* SOURCE DATA *

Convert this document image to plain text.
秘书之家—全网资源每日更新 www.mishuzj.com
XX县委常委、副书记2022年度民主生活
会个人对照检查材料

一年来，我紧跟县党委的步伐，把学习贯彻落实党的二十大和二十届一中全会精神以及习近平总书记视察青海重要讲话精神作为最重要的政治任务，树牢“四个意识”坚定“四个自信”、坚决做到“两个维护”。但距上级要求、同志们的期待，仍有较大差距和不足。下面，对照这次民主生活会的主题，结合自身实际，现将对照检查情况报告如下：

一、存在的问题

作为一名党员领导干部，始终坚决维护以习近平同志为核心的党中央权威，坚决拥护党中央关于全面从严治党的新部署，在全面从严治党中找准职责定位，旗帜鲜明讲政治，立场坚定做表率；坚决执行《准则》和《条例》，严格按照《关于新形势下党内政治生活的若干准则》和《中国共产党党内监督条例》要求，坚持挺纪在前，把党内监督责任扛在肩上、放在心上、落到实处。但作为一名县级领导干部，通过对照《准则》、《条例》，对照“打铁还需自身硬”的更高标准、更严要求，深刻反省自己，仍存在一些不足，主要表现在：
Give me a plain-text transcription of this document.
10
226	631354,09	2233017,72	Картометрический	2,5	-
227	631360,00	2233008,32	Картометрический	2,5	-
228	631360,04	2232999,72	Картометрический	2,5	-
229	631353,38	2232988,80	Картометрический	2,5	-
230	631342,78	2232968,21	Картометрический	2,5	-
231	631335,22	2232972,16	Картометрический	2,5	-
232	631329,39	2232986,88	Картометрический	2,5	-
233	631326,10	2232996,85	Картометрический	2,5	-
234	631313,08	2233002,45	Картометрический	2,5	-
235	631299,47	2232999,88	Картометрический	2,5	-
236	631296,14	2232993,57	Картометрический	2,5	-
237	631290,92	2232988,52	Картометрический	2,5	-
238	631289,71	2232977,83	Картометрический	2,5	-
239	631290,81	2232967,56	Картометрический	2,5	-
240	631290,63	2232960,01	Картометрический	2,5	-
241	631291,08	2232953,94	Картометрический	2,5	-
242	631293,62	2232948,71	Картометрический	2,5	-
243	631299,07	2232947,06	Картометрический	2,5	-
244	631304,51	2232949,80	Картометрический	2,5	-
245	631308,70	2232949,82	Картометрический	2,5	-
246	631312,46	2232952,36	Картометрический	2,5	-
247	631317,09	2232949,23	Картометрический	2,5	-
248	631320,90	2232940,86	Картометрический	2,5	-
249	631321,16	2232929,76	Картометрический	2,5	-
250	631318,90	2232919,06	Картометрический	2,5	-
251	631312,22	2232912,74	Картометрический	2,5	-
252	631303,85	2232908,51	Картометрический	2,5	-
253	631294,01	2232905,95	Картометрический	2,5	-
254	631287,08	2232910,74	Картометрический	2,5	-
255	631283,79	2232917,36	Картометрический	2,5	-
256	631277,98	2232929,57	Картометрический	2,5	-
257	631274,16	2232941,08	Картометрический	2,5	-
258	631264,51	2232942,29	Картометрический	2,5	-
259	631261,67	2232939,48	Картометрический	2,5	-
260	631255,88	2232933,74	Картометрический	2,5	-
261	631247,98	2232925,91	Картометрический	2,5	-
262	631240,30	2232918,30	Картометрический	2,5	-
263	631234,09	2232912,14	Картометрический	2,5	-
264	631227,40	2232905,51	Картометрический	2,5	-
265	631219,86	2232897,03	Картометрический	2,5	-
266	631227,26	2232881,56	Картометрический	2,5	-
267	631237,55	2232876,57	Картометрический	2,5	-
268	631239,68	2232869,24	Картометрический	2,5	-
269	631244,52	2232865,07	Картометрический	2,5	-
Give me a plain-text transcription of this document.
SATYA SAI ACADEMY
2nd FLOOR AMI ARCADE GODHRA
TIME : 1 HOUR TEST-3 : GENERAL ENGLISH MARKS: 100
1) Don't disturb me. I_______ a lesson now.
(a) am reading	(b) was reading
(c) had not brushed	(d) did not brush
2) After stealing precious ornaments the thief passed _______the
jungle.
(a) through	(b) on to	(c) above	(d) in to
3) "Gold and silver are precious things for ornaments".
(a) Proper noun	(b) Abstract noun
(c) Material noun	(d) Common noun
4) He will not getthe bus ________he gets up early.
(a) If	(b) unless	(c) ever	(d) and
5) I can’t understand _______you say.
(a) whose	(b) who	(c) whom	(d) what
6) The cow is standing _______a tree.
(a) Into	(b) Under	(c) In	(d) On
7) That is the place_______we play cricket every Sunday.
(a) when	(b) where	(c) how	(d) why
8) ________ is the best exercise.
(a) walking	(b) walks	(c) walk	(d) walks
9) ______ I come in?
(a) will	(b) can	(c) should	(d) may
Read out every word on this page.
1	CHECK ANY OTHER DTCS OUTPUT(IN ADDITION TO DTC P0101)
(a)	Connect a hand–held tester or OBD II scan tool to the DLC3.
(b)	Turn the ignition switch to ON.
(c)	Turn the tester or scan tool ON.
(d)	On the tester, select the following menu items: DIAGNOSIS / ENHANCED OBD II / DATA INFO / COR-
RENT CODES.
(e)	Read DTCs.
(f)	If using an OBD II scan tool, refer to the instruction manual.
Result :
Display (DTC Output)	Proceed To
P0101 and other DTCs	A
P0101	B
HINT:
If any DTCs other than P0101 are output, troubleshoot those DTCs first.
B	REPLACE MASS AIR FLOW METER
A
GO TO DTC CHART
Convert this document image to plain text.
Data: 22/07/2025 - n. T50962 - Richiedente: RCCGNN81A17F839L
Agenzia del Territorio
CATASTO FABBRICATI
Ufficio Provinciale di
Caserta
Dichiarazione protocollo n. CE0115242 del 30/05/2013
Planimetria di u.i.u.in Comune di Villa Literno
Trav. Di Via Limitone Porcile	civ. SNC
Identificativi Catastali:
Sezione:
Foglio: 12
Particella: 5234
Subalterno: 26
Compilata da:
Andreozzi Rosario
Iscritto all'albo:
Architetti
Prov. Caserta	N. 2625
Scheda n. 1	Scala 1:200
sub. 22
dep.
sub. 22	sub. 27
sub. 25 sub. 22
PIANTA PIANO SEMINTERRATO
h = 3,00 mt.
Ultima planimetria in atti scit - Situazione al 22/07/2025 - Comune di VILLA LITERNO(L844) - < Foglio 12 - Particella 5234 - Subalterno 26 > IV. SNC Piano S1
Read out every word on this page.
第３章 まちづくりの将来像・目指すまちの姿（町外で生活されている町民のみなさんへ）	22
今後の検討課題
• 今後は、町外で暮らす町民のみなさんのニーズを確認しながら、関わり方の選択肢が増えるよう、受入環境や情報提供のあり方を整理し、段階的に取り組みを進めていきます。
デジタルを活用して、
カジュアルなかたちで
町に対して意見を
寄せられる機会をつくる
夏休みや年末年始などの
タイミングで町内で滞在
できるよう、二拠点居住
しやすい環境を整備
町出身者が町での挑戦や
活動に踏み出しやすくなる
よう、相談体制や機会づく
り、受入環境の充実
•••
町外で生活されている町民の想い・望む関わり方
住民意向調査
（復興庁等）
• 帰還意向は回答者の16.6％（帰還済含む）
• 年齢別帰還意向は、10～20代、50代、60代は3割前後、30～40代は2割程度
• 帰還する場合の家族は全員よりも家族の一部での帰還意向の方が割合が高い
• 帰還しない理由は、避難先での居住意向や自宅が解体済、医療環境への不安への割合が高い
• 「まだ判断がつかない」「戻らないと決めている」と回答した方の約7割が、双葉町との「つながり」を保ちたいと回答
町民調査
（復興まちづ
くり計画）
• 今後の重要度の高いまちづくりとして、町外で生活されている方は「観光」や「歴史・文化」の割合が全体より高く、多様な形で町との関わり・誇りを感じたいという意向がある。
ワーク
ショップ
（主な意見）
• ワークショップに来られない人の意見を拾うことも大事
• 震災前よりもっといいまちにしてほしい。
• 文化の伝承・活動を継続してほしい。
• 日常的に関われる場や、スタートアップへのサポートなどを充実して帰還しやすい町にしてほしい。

* SHORT TASK *
Copy every line in the entries above that has the string "Foglio" in it.

* CORRECT ANSWER *
Foglio: 12
Ultima planimetria in atti scit - Situazione al 22/07/2025 - Comune di VILLA LITERNO(L844) - < Foglio 12 - Particella 5234 - Subalterno 26 > IV. SNC Piano S1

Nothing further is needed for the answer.